[TASK DIRECTIONS] Nothing but the lines from the one containing "What's the underlying" to the end of the data should be returned, each exactly as written.

-- START INFORMATION GIVEN --

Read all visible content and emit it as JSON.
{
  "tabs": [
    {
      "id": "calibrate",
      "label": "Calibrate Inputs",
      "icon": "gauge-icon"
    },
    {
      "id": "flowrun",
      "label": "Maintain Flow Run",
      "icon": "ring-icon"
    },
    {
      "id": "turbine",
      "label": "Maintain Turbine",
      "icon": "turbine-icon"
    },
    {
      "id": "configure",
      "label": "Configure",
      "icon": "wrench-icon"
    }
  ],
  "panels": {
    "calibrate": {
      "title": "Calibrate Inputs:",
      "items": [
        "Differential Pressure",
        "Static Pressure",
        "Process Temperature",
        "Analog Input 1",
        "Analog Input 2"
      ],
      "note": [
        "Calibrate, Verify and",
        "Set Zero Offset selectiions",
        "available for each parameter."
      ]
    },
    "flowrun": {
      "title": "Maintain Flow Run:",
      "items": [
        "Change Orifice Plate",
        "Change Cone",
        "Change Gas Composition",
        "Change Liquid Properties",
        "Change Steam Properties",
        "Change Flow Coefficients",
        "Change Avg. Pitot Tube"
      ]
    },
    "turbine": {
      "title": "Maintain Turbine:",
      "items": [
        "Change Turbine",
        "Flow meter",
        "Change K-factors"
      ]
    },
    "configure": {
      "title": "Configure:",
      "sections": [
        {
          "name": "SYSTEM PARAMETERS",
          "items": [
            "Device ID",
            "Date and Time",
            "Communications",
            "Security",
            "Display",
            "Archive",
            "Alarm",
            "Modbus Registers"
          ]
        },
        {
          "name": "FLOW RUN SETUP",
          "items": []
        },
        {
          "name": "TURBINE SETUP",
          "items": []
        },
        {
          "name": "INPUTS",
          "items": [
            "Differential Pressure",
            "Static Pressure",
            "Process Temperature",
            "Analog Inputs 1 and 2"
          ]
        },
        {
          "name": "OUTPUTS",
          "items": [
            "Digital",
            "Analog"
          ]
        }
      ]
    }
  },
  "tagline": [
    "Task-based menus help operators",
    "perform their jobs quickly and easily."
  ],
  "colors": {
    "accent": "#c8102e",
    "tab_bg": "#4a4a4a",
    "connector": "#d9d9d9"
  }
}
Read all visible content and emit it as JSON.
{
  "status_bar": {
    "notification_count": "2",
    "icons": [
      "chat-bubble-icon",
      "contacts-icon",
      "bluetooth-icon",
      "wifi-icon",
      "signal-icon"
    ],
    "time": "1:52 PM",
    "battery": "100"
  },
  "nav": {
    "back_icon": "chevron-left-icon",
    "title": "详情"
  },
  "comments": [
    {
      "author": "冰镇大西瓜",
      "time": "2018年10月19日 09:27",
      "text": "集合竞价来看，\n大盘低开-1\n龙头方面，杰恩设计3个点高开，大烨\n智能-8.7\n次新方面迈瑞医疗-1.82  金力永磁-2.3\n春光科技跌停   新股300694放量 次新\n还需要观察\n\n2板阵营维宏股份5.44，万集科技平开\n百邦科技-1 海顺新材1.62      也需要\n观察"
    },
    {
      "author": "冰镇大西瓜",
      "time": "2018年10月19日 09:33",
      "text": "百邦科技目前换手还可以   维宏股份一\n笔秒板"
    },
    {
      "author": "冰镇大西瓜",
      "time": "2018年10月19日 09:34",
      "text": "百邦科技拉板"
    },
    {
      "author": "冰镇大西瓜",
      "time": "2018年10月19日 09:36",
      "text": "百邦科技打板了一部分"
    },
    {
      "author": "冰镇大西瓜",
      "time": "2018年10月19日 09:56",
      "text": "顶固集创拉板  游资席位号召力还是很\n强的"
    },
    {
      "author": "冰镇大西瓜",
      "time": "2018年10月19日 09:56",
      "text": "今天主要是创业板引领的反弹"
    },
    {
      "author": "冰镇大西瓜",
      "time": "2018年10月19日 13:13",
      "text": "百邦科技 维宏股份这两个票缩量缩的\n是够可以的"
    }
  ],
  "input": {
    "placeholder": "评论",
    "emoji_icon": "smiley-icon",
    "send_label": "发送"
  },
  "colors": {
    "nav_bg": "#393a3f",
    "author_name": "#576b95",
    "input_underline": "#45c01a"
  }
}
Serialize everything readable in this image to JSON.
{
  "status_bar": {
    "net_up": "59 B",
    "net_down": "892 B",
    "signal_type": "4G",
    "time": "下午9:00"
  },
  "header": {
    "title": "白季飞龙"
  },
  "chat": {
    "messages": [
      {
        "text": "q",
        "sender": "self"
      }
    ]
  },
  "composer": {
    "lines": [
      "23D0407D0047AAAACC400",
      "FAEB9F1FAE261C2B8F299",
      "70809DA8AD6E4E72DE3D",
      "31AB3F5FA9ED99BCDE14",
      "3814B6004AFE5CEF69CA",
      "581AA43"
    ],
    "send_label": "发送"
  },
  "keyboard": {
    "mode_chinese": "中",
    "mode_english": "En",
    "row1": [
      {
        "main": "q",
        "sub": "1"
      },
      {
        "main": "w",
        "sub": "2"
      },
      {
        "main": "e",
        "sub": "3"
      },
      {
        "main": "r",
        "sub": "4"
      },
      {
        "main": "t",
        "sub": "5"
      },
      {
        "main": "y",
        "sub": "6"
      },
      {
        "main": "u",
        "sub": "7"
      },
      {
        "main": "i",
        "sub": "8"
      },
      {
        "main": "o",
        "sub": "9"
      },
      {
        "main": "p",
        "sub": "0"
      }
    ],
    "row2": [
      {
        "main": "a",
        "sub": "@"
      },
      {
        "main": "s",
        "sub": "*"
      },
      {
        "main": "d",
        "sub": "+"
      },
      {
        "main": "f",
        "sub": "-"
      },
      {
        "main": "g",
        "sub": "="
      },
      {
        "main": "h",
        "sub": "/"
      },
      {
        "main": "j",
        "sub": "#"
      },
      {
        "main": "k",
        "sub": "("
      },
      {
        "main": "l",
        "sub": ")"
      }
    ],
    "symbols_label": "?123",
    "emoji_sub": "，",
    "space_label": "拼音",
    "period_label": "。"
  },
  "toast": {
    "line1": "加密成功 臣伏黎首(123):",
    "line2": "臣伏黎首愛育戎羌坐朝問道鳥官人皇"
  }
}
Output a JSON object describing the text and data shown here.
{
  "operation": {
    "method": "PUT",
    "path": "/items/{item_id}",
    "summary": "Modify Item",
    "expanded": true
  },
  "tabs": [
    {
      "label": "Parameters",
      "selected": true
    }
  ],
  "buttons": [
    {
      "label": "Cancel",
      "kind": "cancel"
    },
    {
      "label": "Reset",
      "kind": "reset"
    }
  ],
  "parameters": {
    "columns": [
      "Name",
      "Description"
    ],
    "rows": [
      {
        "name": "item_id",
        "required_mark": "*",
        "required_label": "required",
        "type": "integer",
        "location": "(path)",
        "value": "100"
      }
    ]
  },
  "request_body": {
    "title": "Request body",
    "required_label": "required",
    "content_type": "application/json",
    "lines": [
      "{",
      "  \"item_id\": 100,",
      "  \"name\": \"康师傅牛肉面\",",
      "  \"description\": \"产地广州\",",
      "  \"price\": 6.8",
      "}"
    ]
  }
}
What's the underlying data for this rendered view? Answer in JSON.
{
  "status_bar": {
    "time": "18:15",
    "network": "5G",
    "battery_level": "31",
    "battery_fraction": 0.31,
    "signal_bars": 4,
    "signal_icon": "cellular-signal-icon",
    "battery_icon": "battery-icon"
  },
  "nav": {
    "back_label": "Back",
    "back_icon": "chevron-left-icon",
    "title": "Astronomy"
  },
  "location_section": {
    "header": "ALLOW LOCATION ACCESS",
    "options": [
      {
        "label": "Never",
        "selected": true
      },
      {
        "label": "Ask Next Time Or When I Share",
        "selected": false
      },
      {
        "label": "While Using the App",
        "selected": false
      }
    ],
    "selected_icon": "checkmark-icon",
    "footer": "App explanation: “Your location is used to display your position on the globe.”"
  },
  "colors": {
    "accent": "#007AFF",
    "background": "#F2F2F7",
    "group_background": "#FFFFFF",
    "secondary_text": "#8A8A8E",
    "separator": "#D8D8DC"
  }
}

-- END INFORMATION GIVEN --

[SOLUTION TO THIS TASK]
What's the underlying data for this rendered view? Answer in JSON.
{
  "status_bar": {
    "time": "18:15",
    "network": "5G",
    "battery_level": "31",
    "battery_fraction": 0.31,
    "signal_bars": 4,
    "signal_icon": "cellular-signal-icon",
    "battery_icon": "battery-icon"
  },
  "nav": {
    "back_label": "Back",
    "back_icon": "chevron-left-icon",
    "title": "Astronomy"
  },
  "location_section": {
    "header": "ALLOW LOCATION ACCESS",
    "options": [
      {
        "label": "Never",
        "selected": true
      },
      {
        "label": "Ask Next Time Or When I Share",
        "selected": false
      },
      {
        "label": "While Using the App",
        "selected": false
      }
    ],
    "selected_icon": "checkmark-icon",
    "footer": "App explanation: “Your location is used to display your position on the globe.”"
  },
  "colors": {
    "accent": "#007AFF",
    "background": "#F2F2F7",
    "group_background": "#FFFFFF",
    "secondary_text": "#8A8A8E",
    "separator": "#D8D8DC"
  }
}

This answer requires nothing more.